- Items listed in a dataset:
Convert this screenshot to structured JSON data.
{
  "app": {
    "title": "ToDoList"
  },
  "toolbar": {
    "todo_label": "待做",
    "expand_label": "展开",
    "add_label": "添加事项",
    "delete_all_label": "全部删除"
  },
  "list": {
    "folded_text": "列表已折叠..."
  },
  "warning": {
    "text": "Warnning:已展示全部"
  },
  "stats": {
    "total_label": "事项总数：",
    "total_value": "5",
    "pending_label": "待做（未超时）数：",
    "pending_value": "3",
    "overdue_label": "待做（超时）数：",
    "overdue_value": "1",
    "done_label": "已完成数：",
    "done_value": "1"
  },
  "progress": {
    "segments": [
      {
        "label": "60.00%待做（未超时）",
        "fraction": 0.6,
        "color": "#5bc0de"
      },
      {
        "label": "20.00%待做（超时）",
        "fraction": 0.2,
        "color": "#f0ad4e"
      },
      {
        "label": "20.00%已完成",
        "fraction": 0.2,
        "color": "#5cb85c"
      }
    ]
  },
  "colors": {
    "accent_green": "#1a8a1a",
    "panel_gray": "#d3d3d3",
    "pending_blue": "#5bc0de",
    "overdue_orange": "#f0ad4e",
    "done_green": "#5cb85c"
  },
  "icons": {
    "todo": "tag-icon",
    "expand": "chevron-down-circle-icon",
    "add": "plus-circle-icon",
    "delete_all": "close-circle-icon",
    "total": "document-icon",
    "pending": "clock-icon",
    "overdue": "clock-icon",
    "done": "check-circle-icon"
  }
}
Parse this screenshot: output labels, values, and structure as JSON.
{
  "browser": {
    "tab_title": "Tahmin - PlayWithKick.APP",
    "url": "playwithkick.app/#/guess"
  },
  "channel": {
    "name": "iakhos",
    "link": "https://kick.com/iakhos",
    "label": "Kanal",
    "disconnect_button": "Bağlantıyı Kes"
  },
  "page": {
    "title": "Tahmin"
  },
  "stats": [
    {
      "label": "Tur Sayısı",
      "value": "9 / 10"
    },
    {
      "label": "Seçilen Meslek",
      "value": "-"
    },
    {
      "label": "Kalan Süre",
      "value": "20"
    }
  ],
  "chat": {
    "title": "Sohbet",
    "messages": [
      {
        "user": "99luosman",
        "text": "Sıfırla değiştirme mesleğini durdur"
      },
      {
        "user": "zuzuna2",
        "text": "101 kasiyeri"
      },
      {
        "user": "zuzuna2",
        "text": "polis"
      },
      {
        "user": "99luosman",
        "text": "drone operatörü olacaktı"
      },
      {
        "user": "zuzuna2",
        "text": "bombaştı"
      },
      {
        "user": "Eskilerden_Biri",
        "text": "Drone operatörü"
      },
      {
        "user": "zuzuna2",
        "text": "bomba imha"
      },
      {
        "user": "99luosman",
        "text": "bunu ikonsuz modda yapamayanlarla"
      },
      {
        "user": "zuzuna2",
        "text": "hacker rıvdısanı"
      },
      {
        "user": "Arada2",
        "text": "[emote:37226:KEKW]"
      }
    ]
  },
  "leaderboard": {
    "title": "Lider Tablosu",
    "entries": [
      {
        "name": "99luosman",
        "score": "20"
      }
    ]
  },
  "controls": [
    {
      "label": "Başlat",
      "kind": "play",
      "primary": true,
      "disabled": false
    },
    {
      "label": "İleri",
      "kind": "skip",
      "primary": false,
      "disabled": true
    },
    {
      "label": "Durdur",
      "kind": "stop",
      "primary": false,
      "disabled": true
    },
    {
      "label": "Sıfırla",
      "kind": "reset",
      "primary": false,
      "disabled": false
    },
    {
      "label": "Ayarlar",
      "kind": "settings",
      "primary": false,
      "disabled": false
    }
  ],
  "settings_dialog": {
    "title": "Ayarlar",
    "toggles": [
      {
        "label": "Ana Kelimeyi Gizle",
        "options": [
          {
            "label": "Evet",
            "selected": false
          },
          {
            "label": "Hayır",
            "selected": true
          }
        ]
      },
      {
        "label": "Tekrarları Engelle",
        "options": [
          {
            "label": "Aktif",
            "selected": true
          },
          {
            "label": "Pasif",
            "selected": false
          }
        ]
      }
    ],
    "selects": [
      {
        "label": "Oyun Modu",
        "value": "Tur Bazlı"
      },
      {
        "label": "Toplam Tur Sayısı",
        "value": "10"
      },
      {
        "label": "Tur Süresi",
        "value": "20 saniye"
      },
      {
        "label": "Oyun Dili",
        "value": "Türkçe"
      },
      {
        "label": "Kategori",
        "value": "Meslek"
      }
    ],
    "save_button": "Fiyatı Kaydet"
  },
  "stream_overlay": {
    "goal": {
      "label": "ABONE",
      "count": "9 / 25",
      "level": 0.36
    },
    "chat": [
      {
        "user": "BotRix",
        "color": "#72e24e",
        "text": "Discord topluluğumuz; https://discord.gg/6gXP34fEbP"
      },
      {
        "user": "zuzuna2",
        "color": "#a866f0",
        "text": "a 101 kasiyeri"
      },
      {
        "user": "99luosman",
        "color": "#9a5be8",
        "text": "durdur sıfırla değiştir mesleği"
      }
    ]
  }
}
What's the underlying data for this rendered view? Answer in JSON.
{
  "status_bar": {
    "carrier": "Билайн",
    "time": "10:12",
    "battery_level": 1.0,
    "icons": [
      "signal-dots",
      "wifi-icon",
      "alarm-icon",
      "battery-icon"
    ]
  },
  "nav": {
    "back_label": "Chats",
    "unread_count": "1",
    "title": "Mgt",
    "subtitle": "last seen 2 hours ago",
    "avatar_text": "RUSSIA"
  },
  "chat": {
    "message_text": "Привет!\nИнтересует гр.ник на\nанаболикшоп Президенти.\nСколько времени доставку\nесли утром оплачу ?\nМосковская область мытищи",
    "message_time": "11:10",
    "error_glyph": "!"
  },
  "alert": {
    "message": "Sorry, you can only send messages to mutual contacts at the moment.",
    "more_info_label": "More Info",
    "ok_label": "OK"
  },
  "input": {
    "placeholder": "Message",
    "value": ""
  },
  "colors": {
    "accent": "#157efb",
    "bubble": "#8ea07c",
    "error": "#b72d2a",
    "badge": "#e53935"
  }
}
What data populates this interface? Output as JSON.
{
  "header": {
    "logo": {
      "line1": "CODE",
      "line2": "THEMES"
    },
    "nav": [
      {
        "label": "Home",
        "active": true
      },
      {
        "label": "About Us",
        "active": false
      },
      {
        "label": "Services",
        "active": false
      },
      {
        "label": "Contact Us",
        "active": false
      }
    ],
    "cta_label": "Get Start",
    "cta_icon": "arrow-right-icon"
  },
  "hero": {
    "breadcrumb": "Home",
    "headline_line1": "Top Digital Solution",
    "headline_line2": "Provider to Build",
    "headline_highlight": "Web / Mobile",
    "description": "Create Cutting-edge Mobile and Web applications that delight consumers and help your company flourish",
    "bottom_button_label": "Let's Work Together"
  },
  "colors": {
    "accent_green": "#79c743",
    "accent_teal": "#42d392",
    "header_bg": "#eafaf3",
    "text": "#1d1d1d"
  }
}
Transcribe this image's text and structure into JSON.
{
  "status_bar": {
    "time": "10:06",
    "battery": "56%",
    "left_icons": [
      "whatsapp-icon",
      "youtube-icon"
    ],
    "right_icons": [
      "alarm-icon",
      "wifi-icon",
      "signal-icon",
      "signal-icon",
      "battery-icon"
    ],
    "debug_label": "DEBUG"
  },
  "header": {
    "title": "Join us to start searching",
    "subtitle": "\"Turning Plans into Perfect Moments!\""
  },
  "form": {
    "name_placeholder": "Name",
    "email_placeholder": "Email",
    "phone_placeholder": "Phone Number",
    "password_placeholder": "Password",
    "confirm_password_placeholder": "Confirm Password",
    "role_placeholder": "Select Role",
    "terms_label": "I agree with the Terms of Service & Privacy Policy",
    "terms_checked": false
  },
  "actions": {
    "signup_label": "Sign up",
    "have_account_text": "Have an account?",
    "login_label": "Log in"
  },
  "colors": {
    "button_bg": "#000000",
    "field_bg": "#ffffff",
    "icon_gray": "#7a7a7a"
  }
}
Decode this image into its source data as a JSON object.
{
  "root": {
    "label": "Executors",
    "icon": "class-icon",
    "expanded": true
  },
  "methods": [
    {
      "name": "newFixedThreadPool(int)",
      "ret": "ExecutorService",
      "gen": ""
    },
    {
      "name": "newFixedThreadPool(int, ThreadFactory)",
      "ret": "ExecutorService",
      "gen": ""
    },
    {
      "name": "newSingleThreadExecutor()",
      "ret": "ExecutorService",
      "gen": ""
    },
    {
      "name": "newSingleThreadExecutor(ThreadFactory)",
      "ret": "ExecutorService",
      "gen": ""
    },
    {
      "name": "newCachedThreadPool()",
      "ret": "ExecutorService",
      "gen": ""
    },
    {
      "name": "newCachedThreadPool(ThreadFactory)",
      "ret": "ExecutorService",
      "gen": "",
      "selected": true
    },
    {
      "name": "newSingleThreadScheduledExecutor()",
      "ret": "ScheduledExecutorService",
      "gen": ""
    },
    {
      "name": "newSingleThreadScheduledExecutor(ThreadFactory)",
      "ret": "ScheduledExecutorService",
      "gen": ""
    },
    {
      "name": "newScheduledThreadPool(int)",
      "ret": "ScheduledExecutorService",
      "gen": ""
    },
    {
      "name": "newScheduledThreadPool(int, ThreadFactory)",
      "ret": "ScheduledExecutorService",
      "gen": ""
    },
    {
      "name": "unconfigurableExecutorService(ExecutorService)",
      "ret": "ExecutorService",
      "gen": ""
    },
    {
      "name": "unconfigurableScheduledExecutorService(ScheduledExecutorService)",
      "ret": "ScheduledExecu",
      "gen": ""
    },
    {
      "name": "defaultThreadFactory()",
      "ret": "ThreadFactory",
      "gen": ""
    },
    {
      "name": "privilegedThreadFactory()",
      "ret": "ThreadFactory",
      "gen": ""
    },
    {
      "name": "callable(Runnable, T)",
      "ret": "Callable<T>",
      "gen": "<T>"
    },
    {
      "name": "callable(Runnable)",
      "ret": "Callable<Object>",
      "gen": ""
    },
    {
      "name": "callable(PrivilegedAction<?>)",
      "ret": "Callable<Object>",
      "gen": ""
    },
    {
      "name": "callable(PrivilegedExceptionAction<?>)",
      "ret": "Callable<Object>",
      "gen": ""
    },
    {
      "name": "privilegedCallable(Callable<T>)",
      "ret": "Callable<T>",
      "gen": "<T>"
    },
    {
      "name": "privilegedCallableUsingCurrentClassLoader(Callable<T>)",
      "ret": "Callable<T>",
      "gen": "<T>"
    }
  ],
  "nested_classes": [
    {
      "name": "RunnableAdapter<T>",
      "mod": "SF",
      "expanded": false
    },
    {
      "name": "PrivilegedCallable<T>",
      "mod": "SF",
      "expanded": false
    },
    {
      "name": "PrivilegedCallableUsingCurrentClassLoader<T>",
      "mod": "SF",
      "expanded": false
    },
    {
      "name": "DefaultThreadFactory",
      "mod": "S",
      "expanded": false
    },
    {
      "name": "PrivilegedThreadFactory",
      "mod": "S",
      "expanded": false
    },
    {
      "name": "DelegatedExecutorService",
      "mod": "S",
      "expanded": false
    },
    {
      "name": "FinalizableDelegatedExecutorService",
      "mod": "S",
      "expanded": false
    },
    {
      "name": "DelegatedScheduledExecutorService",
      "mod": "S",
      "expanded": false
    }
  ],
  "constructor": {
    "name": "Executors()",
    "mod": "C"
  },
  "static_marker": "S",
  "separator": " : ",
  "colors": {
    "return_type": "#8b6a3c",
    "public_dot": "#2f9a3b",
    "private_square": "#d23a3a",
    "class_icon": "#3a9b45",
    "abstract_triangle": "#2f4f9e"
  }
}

- Task directions:
Reproduce each line of the material containing the word "true".

- Solution for this task:
      "primary": true,
      "disabled": true
      "disabled": true
            "selected": true
            "selected": true
        "active": true
    "expanded": true
      "selected": true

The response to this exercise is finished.